Provided material:
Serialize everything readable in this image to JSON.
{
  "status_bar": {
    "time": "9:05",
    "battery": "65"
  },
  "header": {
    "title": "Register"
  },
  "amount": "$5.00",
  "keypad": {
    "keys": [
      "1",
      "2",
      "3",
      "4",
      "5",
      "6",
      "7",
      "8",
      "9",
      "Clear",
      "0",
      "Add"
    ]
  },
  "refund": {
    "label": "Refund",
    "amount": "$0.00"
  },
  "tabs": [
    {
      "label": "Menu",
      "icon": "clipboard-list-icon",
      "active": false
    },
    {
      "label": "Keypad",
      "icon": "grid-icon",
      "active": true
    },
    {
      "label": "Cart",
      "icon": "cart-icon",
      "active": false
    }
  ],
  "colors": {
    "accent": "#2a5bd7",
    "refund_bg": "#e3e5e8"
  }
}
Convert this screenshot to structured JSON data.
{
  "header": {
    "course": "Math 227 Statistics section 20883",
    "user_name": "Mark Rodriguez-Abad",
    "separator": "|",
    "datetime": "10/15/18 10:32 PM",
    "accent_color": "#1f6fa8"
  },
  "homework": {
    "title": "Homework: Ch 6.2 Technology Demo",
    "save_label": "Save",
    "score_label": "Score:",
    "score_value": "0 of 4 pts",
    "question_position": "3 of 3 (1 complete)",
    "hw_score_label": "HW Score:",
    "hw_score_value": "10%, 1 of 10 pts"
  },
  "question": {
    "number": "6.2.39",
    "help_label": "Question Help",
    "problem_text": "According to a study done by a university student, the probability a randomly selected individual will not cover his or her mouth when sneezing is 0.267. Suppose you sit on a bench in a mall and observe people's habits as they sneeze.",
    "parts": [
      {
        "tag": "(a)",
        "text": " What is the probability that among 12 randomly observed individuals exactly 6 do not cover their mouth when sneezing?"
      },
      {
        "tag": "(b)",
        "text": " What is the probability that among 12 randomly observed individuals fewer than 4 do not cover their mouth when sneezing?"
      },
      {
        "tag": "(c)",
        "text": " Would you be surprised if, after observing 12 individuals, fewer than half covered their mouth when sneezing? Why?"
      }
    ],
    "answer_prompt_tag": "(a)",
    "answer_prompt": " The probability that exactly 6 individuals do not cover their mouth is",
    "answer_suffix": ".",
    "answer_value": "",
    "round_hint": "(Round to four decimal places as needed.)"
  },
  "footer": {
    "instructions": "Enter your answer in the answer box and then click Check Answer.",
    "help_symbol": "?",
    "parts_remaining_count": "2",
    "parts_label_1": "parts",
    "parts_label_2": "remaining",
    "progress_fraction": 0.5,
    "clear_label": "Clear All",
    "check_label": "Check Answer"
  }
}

The task: In the records above, how many lines contain the word "that"? Give the number alone.

Solution for this problem: 3